▸ **Exercise goal**:
Retype the whole listing verbatim and keep the pictures out of it.

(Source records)
───

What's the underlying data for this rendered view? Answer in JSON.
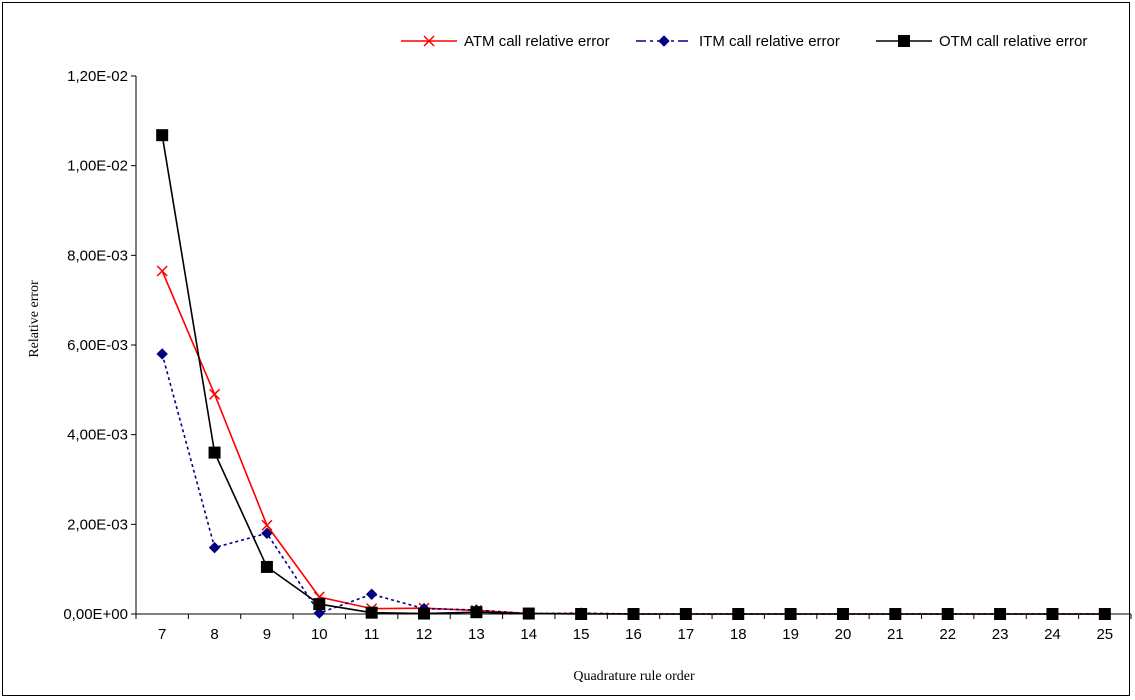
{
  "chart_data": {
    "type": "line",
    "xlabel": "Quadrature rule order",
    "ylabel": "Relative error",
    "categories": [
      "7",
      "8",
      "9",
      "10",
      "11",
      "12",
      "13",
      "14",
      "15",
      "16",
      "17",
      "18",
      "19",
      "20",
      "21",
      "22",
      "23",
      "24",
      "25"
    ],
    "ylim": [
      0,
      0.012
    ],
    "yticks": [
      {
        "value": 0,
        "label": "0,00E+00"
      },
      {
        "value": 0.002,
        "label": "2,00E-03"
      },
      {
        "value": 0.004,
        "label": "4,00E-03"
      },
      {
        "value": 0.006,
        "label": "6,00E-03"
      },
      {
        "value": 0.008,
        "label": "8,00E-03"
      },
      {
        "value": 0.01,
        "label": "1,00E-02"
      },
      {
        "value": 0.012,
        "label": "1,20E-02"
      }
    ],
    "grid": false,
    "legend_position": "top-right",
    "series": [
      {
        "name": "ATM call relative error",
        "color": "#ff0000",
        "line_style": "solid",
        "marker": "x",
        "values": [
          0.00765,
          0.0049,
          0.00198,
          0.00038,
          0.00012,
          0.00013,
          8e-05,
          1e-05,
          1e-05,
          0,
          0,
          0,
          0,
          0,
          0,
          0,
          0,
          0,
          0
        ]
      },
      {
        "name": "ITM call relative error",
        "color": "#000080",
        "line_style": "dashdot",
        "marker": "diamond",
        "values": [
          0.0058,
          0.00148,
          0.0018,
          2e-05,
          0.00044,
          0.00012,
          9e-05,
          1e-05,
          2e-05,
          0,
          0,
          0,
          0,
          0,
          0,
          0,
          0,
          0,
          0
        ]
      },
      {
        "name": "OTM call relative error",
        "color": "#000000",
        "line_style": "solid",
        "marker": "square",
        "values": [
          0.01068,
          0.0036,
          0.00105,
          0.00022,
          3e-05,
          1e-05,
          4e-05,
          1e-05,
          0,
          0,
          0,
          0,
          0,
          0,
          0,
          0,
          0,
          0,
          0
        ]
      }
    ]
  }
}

───

▸ **Solution for this exercise**:
What's the underlying data for this rendered view? Answer in JSON.
{
  "chart_data": {
    "type": "line",
    "xlabel": "Quadrature rule order",
    "ylabel": "Relative error",
    "categories": [
      "7",
      "8",
      "9",
      "10",
      "11",
      "12",
      "13",
      "14",
      "15",
      "16",
      "17",
      "18",
      "19",
      "20",
      "21",
      "22",
      "23",
      "24",
      "25"
    ],
    "ylim": [
      0,
      0.012
    ],
    "yticks": [
      {
        "value": 0,
        "label": "0,00E+00"
      },
      {
        "value": 0.002,
        "label": "2,00E-03"
      },
      {
        "value": 0.004,
        "label": "4,00E-03"
      },
      {
        "value": 0.006,
        "label": "6,00E-03"
      },
      {
        "value": 0.008,
        "label": "8,00E-03"
      },
      {
        "value": 0.01,
        "label": "1,00E-02"
      },
      {
        "value": 0.012,
        "label": "1,20E-02"
      }
    ],
    "grid": false,
    "legend_position": "top-right",
    "series": [
      {
        "name": "ATM call relative error",
        "color": "#ff0000",
        "line_style": "solid",
        "marker": "x",
        "values": [
          0.00765,
          0.0049,
          0.00198,
          0.00038,
          0.00012,
          0.00013,
          8e-05,
          1e-05,
          1e-05,
          0,
          0,
          0,
          0,
          0,
          0,
          0,
          0,
          0,
          0
        ]
      },
      {
        "name": "ITM call relative error",
        "color": "#000080",
        "line_style": "dashdot",
        "marker": "diamond",
        "values": [
          0.0058,
          0.00148,
          0.0018,
          2e-05,
          0.00044,
          0.00012,
          9e-05,
          1e-05,
          2e-05,
          0,
          0,
          0,
          0,
          0,
          0,
          0,
          0,
          0,
          0
        ]
      },
      {
        "name": "OTM call relative error",
        "color": "#000000",
        "line_style": "solid",
        "marker": "square",
        "values": [
          0.01068,
          0.0036,
          0.00105,
          0.00022,
          3e-05,
          1e-05,
          4e-05,
          1e-05,
          0,
          0,
          0,
          0,
          0,
          0,
          0,
          0,
          0,
          0,
          0
        ]
      }
    ]
  }
}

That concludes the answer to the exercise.